• [EXERCISE TASK] Pull out every line of the listing below where "opacity" appears.

-- Begin --

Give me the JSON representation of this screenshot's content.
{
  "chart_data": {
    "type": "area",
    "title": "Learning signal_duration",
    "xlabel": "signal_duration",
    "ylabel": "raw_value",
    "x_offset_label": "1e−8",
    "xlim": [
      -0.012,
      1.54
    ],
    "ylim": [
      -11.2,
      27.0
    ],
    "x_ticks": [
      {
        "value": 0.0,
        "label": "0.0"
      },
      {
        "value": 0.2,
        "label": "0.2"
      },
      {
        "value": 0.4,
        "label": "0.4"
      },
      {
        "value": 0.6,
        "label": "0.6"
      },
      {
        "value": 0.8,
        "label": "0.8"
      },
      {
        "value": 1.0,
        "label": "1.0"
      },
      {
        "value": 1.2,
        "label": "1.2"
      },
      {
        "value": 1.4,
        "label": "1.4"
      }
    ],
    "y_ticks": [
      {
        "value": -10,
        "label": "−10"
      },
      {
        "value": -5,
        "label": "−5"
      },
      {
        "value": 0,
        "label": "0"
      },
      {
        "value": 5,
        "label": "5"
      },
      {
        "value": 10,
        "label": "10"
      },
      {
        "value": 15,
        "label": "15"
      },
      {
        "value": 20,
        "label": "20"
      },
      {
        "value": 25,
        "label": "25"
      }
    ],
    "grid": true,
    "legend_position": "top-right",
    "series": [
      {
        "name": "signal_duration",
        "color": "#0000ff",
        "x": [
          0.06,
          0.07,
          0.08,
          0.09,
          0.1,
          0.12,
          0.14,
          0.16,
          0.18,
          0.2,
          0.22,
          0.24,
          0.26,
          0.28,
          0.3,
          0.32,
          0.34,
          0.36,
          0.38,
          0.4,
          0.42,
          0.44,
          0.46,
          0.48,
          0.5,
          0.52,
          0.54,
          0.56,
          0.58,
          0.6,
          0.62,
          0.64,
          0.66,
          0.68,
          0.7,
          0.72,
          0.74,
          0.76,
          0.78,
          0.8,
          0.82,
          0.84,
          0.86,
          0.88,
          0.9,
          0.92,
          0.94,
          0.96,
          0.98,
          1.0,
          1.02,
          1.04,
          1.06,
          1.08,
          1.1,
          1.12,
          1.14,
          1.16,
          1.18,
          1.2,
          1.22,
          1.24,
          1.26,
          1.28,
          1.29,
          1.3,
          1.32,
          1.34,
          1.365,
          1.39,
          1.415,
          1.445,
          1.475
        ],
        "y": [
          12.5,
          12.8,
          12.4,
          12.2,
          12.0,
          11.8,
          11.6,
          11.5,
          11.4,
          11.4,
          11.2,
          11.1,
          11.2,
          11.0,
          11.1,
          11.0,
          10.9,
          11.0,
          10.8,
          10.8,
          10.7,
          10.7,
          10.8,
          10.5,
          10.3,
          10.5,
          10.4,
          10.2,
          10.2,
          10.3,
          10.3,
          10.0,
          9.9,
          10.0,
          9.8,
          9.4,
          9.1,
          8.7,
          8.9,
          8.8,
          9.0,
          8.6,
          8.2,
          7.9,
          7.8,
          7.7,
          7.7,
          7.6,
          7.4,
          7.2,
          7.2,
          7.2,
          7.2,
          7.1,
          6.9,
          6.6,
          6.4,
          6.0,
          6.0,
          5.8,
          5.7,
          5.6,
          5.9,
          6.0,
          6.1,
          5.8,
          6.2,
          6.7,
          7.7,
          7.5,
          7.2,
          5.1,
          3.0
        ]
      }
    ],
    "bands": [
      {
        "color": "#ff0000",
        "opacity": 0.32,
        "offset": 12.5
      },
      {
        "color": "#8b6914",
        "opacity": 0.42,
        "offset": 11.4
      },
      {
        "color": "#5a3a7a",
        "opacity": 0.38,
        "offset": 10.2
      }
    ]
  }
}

-- End --

• [CORRECT RESPONSE]
        "opacity": 0.32,
        "opacity": 0.42,
        "opacity": 0.38,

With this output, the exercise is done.